- **Prompt**
Scan the data beneath this task and copy each line that includes "Apps".

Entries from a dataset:
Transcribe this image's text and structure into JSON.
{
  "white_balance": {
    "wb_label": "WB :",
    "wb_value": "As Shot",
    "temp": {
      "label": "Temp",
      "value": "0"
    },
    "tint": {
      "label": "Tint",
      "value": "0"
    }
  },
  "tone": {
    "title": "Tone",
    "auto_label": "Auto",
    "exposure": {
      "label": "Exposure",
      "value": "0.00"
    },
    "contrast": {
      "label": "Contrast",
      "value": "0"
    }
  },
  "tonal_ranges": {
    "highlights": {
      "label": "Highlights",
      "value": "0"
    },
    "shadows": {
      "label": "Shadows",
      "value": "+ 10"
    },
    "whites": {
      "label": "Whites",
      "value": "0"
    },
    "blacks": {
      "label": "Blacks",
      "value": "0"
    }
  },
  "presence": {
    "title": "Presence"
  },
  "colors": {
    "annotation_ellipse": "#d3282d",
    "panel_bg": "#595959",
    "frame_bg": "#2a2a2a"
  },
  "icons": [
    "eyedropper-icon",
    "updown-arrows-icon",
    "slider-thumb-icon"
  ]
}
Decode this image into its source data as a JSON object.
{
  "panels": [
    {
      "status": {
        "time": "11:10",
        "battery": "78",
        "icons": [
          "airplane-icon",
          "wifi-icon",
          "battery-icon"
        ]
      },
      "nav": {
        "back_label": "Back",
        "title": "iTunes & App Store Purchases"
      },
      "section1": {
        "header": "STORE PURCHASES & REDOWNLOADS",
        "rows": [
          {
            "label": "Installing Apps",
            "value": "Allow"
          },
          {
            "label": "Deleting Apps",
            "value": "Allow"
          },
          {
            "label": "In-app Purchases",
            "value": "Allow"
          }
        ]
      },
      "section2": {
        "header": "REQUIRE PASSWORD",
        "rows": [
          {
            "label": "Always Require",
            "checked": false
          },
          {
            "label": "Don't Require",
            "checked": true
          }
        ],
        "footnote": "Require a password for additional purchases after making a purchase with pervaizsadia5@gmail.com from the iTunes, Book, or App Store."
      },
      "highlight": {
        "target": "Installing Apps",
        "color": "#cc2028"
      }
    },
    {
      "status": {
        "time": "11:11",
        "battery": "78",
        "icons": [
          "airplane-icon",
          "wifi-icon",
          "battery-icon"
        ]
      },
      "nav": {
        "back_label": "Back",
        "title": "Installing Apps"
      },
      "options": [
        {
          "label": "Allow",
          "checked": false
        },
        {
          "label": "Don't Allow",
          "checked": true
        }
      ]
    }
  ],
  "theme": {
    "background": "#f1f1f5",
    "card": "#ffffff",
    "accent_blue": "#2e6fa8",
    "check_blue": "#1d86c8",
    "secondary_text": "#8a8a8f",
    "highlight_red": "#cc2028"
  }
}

- **Completed exercise**
            "label": "Installing Apps",
            "label": "Deleting Apps",
        "target": "Installing Apps",
        "title": "Installing Apps"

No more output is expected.